:: Problem details ::
Without omitting anything, return the records precisely as given.

[Dataset items]
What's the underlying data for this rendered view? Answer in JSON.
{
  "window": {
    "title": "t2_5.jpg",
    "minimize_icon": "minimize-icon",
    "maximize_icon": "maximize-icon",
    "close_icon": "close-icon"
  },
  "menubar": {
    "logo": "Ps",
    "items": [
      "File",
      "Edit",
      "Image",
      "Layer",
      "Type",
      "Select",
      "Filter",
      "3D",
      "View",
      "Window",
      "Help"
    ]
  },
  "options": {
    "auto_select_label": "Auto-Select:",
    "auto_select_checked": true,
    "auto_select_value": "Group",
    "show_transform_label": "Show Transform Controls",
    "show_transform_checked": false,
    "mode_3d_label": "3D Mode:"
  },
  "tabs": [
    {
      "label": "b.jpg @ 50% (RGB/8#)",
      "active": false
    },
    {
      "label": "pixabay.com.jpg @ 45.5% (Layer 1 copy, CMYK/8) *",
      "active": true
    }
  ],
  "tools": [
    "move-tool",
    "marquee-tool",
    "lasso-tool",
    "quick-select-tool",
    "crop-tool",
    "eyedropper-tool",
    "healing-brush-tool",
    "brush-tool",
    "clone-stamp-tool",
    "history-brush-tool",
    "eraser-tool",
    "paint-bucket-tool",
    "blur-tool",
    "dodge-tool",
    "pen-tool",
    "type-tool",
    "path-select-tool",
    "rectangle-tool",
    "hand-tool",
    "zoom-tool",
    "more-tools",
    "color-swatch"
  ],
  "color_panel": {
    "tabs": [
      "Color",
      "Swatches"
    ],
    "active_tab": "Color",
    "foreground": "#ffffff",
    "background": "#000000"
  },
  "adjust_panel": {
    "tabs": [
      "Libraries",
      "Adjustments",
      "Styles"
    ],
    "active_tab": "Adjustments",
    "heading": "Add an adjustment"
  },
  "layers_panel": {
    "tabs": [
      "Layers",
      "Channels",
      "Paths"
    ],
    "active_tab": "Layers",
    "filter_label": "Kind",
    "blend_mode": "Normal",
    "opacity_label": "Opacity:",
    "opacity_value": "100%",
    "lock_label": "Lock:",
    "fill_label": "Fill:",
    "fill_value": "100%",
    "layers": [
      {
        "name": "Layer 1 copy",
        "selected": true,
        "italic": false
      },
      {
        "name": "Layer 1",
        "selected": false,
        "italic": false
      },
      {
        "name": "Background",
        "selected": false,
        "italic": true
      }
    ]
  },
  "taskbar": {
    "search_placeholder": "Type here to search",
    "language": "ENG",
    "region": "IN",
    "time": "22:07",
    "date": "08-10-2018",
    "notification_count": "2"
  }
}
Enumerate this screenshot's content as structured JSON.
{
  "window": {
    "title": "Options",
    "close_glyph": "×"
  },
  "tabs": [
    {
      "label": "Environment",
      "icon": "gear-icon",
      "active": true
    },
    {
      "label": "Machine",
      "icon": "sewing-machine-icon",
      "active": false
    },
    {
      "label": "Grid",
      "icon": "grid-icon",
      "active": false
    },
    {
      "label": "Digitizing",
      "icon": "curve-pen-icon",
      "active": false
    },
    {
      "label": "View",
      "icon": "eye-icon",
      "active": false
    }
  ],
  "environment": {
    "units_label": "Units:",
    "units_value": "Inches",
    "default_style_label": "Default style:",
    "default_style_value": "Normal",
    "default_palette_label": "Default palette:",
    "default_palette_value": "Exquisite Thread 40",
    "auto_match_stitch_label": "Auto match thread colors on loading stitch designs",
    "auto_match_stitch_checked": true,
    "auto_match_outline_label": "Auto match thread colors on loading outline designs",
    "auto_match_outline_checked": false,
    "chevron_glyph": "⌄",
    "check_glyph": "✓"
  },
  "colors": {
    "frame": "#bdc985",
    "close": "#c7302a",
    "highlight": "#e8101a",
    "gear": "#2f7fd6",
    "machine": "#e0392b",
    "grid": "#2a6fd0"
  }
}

:: Result of this task ::
What's the underlying data for this rendered view? Answer in JSON.
{
  "window": {
    "title": "t2_5.jpg",
    "minimize_icon": "minimize-icon",
    "maximize_icon": "maximize-icon",
    "close_icon": "close-icon"
  },
  "menubar": {
    "logo": "Ps",
    "items": [
      "File",
      "Edit",
      "Image",
      "Layer",
      "Type",
      "Select",
      "Filter",
      "3D",
      "View",
      "Window",
      "Help"
    ]
  },
  "options": {
    "auto_select_label": "Auto-Select:",
    "auto_select_checked": true,
    "auto_select_value": "Group",
    "show_transform_label": "Show Transform Controls",
    "show_transform_checked": false,
    "mode_3d_label": "3D Mode:"
  },
  "tabs": [
    {
      "label": "b.jpg @ 50% (RGB/8#)",
      "active": false
    },
    {
      "label": "pixabay.com.jpg @ 45.5% (Layer 1 copy, CMYK/8) *",
      "active": true
    }
  ],
  "tools": [
    "move-tool",
    "marquee-tool",
    "lasso-tool",
    "quick-select-tool",
    "crop-tool",
    "eyedropper-tool",
    "healing-brush-tool",
    "brush-tool",
    "clone-stamp-tool",
    "history-brush-tool",
    "eraser-tool",
    "paint-bucket-tool",
    "blur-tool",
    "dodge-tool",
    "pen-tool",
    "type-tool",
    "path-select-tool",
    "rectangle-tool",
    "hand-tool",
    "zoom-tool",
    "more-tools",
    "color-swatch"
  ],
  "color_panel": {
    "tabs": [
      "Color",
      "Swatches"
    ],
    "active_tab": "Color",
    "foreground": "#ffffff",
    "background": "#000000"
  },
  "adjust_panel": {
    "tabs": [
      "Libraries",
      "Adjustments",
      "Styles"
    ],
    "active_tab": "Adjustments",
    "heading": "Add an adjustment"
  },
  "layers_panel": {
    "tabs": [
      "Layers",
      "Channels",
      "Paths"
    ],
    "active_tab": "Layers",
    "filter_label": "Kind",
    "blend_mode": "Normal",
    "opacity_label": "Opacity:",
    "opacity_value": "100%",
    "lock_label": "Lock:",
    "fill_label": "Fill:",
    "fill_value": "100%",
    "layers": [
      {
        "name": "Layer 1 copy",
        "selected": true,
        "italic": false
      },
      {
        "name": "Layer 1",
        "selected": false,
        "italic": false
      },
      {
        "name": "Background",
        "selected": false,
        "italic": true
      }
    ]
  },
  "taskbar": {
    "search_placeholder": "Type here to search",
    "language": "ENG",
    "region": "IN",
    "time": "22:07",
    "date": "08-10-2018",
    "notification_count": "2"
  }
}
Enumerate this screenshot's content as structured JSON.
{
  "window": {
    "title": "Options",
    "close_glyph": "×"
  },
  "tabs": [
    {
      "label": "Environment",
      "icon": "gear-icon",
      "active": true
    },
    {
      "label": "Machine",
      "icon": "sewing-machine-icon",
      "active": false
    },
    {
      "label": "Grid",
      "icon": "grid-icon",
      "active": false
    },
    {
      "label": "Digitizing",
      "icon": "curve-pen-icon",
      "active": false
    },
    {
      "label": "View",
      "icon": "eye-icon",
      "active": false
    }
  ],
  "environment": {
    "units_label": "Units:",
    "units_value": "Inches",
    "default_style_label": "Default style:",
    "default_style_value": "Normal",
    "default_palette_label": "Default palette:",
    "default_palette_value": "Exquisite Thread 40",
    "auto_match_stitch_label": "Auto match thread colors on loading stitch designs",
    "auto_match_stitch_checked": true,
    "auto_match_outline_label": "Auto match thread colors on loading outline designs",
    "auto_match_outline_checked": false,
    "chevron_glyph": "⌄",
    "check_glyph": "✓"
  },
  "colors": {
    "frame": "#bdc985",
    "close": "#c7302a",
    "highlight": "#e8101a",
    "gear": "#2f7fd6",
    "machine": "#e0392b",
    "grid": "#2a6fd0"
  }
}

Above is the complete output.